** BEGIN **

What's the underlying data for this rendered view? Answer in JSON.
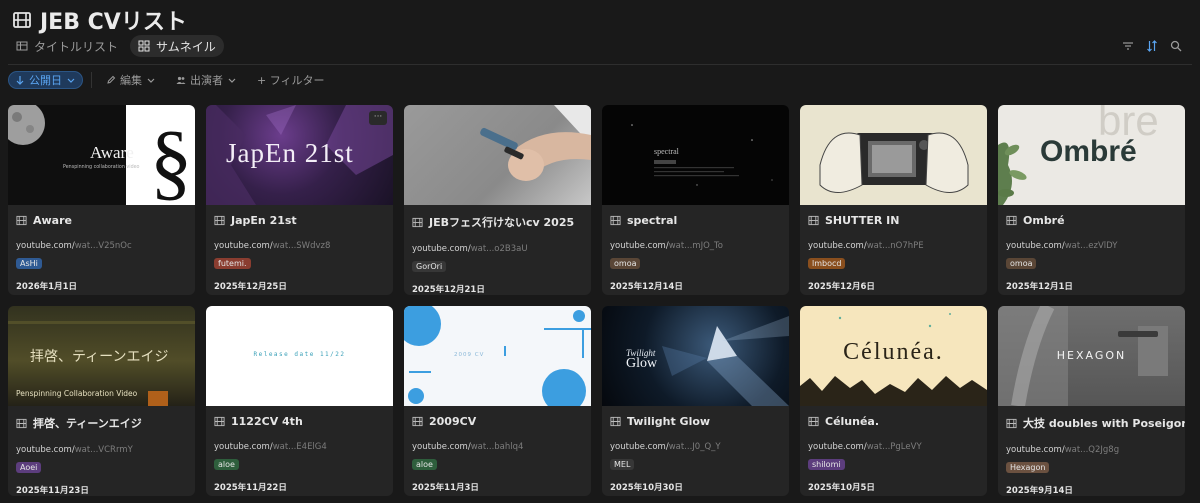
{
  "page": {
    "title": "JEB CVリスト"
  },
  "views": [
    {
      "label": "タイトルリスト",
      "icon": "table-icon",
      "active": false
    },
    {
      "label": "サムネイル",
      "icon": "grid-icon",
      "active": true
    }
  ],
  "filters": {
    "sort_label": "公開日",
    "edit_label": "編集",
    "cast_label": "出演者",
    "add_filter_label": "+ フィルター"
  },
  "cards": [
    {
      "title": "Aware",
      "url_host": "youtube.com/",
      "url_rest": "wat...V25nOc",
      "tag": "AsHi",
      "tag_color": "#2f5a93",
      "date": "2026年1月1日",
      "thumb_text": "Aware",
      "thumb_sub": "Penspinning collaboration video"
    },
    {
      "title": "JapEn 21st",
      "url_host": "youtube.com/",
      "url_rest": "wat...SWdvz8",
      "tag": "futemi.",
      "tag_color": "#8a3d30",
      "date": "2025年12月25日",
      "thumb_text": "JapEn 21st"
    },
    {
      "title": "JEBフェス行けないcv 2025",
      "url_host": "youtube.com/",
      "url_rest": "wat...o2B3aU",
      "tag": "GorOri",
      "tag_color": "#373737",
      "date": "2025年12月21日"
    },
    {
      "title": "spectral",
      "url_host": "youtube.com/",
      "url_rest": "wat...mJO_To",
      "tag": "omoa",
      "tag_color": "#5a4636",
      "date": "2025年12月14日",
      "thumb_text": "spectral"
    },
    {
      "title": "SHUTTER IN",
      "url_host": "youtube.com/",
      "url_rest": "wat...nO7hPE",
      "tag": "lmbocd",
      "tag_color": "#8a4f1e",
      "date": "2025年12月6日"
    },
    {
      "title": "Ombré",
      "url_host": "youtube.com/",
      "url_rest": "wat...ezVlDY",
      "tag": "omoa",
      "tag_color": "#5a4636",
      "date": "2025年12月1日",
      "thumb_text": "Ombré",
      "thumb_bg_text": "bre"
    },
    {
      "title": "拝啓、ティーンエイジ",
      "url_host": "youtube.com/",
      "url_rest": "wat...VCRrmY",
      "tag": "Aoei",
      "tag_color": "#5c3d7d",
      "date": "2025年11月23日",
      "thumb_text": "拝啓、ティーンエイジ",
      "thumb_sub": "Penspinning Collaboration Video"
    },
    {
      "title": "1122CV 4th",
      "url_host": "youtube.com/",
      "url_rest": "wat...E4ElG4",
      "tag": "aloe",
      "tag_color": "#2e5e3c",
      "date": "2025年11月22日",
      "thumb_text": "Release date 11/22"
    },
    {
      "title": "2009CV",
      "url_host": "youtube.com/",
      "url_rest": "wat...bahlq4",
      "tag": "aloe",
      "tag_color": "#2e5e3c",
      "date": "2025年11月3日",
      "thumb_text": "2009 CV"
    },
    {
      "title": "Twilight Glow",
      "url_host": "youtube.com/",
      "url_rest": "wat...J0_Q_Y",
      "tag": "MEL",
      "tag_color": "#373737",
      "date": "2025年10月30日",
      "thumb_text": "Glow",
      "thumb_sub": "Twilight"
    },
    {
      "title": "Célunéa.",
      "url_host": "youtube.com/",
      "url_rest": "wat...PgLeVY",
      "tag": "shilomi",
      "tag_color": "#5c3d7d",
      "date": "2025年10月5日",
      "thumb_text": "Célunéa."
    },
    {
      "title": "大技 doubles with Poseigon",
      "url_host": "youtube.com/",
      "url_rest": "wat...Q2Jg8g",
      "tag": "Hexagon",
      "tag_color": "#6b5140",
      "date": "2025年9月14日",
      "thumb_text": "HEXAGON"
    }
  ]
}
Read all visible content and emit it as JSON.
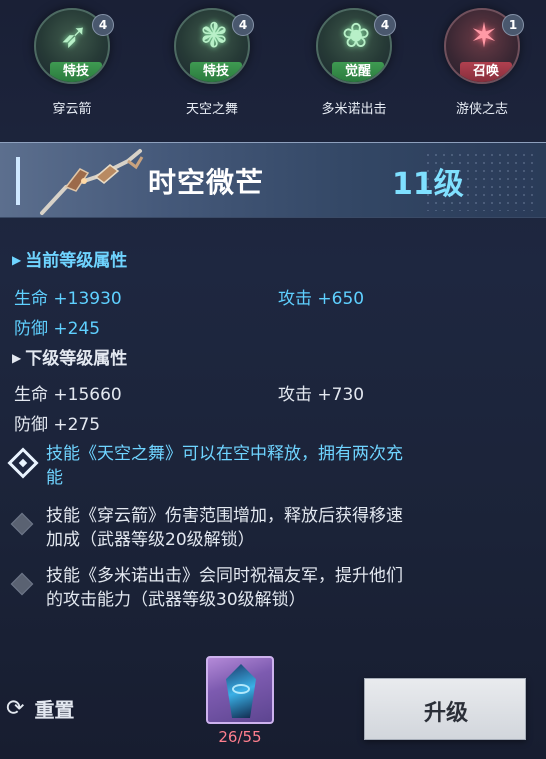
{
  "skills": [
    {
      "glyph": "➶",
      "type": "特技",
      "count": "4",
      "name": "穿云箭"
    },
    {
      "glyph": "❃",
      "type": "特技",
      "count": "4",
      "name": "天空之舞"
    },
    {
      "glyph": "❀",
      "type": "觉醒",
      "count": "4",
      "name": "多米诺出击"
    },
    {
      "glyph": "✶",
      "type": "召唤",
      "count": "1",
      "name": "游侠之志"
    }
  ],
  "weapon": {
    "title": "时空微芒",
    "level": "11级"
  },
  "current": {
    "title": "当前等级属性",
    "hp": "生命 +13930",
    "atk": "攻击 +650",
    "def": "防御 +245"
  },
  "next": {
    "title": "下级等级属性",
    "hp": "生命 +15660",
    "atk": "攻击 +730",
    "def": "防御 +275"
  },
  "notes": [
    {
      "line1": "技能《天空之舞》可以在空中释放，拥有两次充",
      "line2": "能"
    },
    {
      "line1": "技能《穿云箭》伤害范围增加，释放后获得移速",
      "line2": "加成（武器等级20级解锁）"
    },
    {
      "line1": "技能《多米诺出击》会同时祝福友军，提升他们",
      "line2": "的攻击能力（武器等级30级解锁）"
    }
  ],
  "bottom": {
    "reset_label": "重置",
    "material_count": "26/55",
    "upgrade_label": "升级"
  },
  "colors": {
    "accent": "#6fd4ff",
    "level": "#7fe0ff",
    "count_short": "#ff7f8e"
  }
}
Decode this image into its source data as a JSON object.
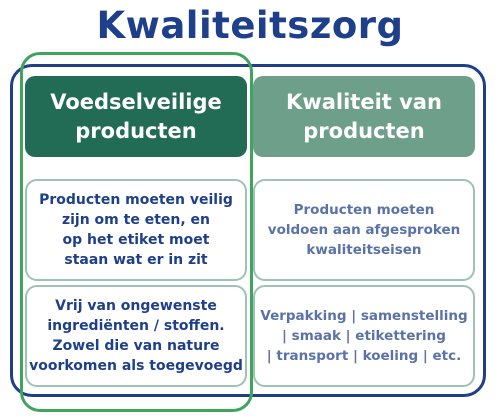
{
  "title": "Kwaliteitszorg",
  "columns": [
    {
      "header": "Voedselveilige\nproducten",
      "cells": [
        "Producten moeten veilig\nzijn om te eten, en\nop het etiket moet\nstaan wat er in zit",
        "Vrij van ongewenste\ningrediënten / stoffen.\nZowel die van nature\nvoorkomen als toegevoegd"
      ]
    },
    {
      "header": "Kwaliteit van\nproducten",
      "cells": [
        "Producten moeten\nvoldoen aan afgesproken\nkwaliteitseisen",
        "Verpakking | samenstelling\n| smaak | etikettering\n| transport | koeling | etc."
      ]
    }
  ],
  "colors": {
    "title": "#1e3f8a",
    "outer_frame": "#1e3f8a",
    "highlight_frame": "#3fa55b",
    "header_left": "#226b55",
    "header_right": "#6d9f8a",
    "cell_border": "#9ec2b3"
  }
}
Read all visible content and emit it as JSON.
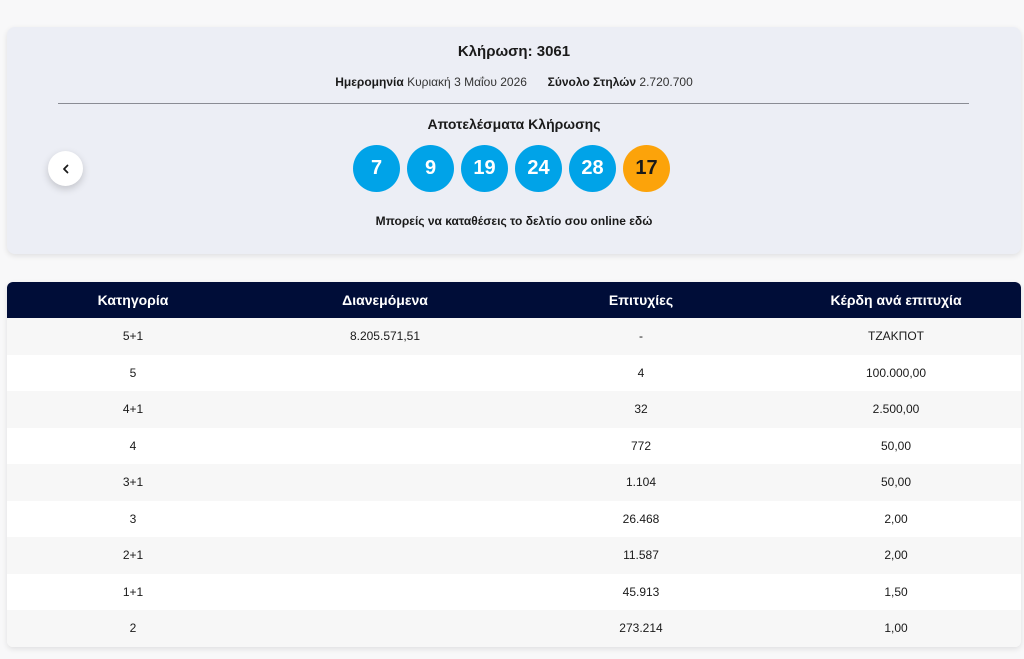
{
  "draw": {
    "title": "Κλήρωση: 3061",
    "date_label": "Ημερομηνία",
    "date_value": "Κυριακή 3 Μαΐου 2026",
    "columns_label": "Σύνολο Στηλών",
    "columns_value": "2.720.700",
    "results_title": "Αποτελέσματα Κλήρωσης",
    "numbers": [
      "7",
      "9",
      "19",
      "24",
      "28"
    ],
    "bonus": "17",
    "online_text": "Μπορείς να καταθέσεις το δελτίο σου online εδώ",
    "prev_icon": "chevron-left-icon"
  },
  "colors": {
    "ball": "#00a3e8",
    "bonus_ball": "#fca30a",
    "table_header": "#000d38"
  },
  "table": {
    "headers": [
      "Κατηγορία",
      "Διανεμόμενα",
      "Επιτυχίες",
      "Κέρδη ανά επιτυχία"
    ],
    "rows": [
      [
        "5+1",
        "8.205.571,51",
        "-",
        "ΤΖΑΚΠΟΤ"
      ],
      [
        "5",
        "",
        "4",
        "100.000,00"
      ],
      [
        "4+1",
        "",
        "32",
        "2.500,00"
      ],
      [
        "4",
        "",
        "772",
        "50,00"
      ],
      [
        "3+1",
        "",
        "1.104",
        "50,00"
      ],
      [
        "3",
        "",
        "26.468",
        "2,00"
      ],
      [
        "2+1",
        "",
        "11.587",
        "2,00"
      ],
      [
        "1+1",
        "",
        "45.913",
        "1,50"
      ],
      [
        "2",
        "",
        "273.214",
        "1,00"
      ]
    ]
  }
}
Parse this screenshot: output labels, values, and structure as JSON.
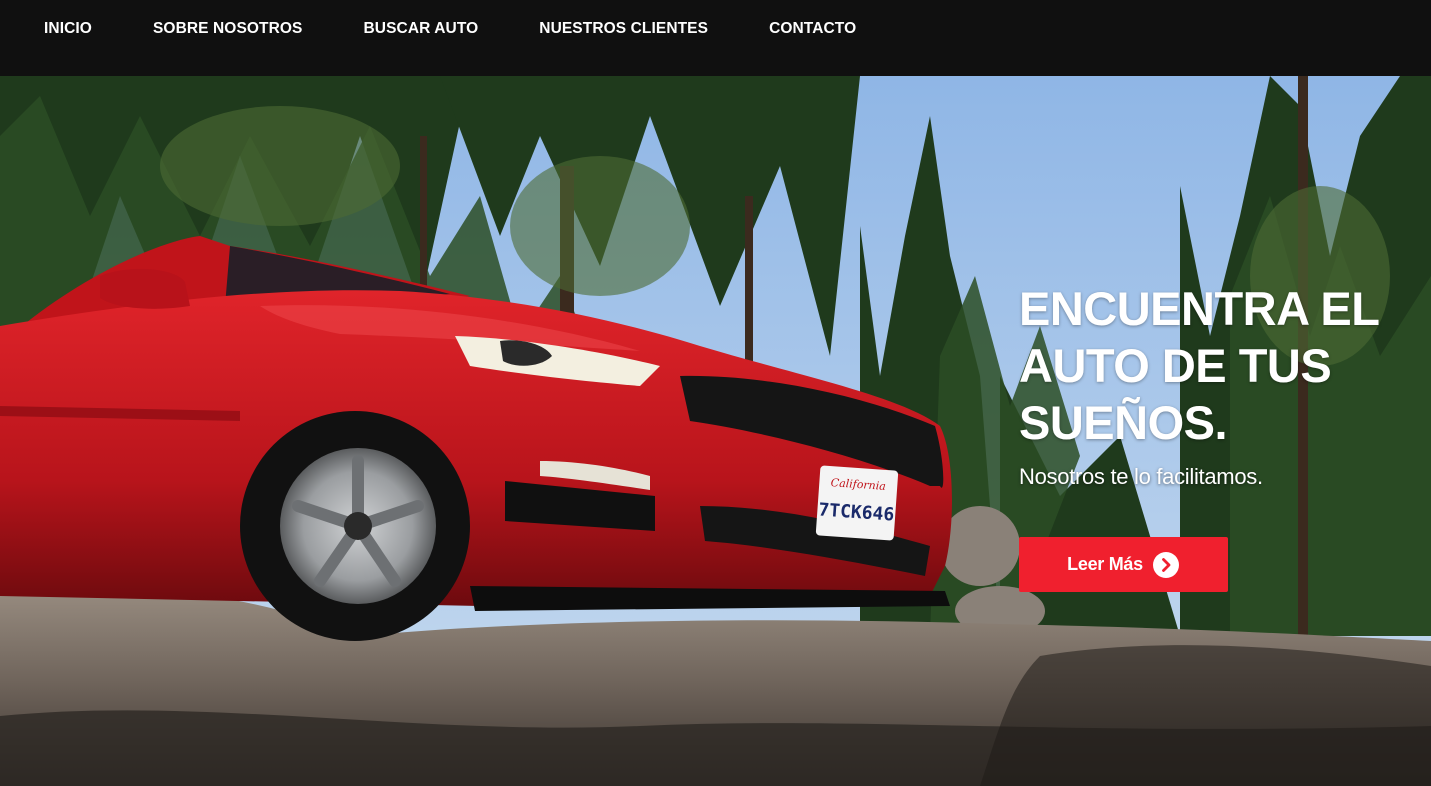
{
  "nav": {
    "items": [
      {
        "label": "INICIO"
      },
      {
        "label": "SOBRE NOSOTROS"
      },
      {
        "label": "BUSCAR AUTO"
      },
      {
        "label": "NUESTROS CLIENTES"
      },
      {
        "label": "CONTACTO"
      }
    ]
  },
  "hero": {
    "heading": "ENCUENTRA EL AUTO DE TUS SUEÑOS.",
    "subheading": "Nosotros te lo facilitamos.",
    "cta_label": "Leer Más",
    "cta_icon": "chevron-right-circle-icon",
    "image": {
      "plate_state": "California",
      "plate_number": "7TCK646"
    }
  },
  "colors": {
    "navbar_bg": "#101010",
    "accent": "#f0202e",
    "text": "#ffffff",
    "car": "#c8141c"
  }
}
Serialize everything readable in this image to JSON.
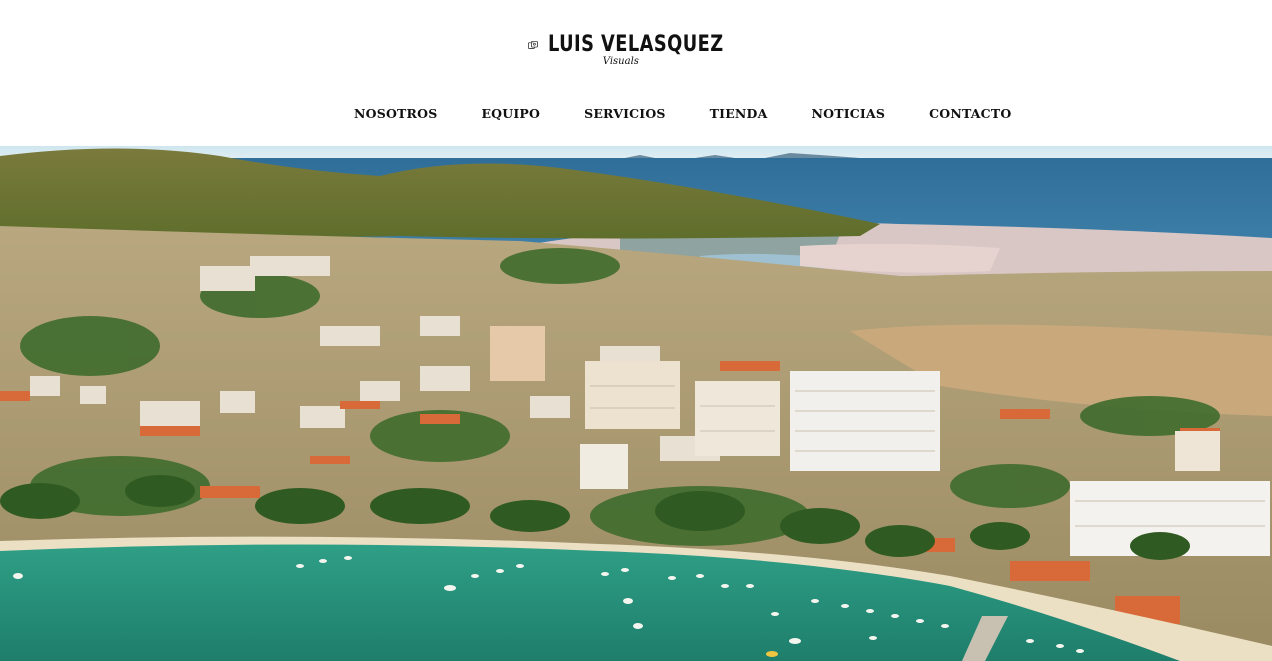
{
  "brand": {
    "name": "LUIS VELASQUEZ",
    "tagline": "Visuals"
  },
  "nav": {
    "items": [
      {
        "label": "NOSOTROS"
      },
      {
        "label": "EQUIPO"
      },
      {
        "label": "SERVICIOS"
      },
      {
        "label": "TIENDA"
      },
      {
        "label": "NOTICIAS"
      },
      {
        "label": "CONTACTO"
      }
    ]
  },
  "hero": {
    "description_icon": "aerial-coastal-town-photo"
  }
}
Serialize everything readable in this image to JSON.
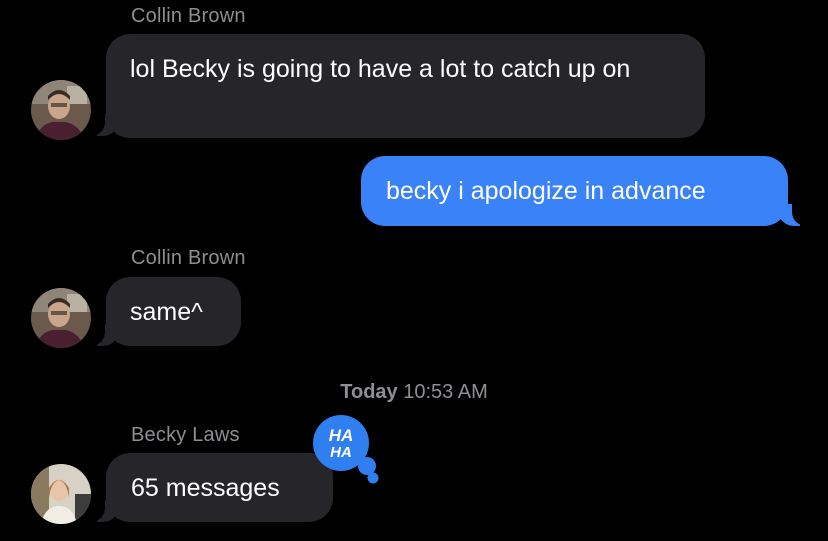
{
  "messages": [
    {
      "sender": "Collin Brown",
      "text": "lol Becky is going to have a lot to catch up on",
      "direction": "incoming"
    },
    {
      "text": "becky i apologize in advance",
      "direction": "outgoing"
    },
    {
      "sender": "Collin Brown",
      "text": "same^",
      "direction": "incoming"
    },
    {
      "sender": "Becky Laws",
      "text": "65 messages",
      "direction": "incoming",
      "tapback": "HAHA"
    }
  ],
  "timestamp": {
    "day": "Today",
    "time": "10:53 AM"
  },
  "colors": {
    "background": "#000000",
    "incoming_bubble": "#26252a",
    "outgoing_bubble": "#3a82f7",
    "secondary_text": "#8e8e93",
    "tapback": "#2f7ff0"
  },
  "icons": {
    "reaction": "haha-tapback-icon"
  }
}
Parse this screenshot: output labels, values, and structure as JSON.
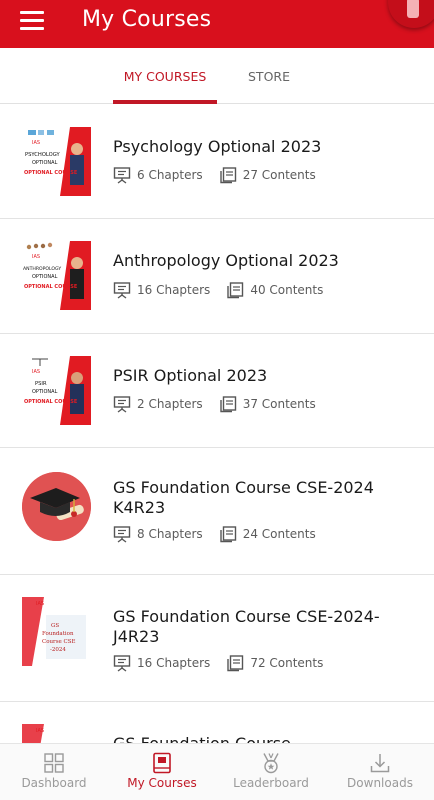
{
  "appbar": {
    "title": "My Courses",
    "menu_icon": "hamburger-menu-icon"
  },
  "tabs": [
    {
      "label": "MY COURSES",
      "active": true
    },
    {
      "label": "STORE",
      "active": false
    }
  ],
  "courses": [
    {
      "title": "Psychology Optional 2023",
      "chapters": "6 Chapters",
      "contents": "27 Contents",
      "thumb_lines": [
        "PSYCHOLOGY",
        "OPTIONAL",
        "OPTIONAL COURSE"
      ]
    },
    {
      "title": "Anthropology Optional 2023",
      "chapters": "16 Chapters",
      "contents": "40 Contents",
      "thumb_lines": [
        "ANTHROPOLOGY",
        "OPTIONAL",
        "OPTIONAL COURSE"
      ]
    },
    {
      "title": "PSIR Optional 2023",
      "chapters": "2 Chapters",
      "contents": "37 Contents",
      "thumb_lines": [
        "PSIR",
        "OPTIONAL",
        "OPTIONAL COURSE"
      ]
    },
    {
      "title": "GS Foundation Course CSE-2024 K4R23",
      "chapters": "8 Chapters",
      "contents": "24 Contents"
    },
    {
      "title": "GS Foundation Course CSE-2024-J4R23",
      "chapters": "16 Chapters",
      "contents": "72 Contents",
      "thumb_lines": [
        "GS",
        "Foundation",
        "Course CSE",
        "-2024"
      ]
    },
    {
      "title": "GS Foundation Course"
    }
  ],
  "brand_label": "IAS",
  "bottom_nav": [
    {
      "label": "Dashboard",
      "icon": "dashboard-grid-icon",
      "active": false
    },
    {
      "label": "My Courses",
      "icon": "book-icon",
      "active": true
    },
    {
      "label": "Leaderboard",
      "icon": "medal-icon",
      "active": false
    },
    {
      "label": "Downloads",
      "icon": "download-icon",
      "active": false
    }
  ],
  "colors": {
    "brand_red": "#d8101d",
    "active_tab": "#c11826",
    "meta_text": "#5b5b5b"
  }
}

** END **

**WHAT IS ASKED**: Search the data above for the string "grid" and return every line that has it.

**OUTPUT FOR THIS TASK**:
      "icon": "grid-icon",
      "icon": "dashboard-grid-icon",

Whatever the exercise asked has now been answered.